§ **Records for processing**
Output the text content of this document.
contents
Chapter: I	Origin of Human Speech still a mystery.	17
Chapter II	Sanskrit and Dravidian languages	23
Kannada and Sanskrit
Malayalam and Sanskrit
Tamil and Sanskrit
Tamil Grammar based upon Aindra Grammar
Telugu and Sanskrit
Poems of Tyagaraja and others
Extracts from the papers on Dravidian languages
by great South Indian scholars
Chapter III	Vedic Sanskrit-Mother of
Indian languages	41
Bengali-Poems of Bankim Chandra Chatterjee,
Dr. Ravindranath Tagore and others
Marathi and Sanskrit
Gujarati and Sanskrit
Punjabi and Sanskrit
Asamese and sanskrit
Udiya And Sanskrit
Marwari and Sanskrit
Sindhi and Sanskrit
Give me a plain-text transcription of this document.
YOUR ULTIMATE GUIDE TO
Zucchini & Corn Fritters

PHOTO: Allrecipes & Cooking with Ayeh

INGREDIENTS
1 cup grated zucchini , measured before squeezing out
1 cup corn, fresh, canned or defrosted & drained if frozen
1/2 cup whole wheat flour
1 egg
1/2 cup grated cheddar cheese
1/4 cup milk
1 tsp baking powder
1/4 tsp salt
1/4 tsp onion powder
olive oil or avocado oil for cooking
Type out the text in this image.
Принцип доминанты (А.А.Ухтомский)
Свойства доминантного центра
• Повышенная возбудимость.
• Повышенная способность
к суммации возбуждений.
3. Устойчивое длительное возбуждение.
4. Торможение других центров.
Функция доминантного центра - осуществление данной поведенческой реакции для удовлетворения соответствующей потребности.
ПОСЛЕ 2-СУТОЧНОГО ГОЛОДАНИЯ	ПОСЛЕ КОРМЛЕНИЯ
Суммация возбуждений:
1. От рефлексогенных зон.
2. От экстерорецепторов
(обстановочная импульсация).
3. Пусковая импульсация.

§ **Brief**
Copy down every line of the entries containing the word "центра".

§ **Correct response**
Свойства доминантного центра
Функция доминантного центра - осуществление данной поведенческой реакции для удовлетворения соответствующей потребности.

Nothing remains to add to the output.